(Collected data entries)
-- START --

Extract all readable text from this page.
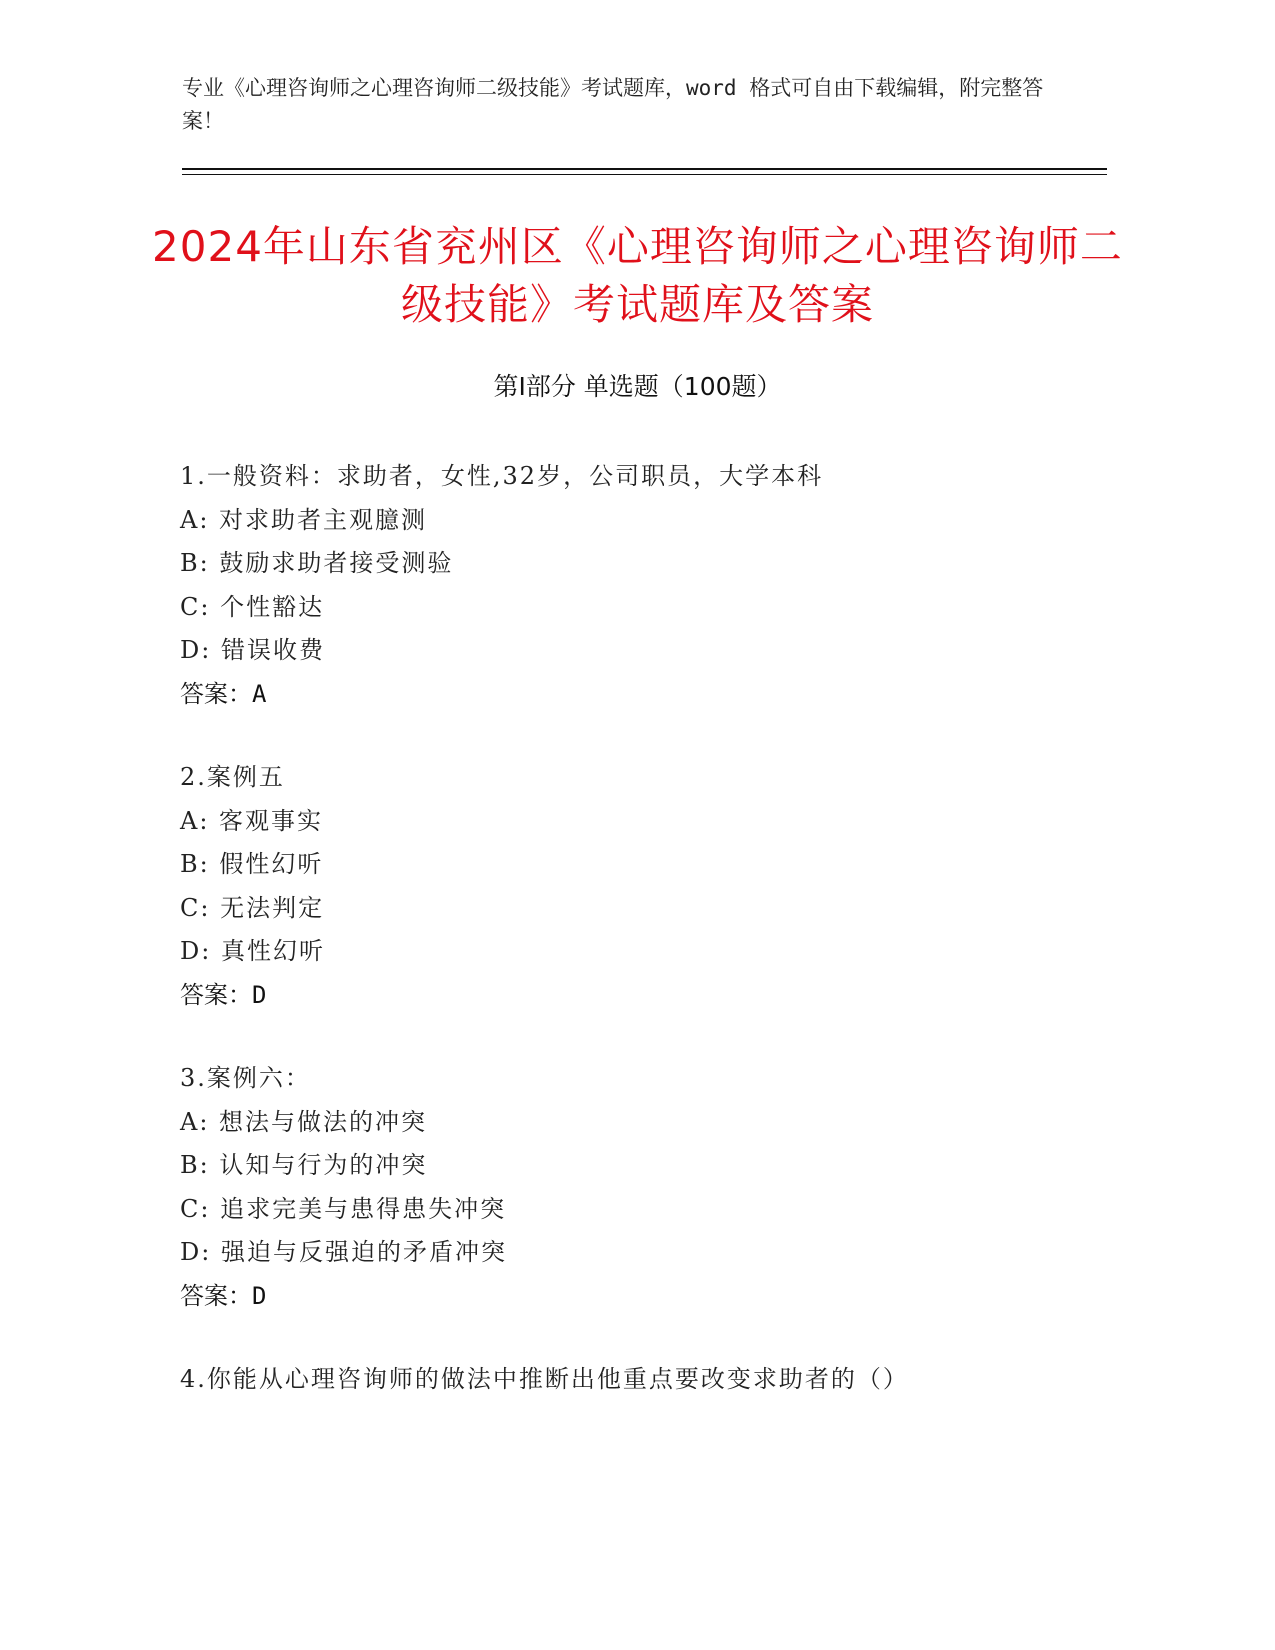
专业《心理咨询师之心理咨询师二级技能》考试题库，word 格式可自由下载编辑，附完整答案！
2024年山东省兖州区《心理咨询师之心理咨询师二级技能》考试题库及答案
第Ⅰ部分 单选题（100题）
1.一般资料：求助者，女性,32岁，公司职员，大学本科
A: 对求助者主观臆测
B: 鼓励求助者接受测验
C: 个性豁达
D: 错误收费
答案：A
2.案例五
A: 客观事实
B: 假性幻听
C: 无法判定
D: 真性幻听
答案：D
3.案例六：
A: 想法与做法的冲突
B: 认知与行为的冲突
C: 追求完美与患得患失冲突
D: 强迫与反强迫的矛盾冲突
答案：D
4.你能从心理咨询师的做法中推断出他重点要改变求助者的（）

-- END --

* **Exercise requirements**
Gather from the data above every line with the string "心理咨询师之心理咨询师二级技能".

* **Reply to the exercise**
专业《心理咨询师之心理咨询师二级技能》考试题库，word 格式可自由下载编辑，附完整答案！
2024年山东省兖州区《心理咨询师之心理咨询师二级技能》考试题库及答案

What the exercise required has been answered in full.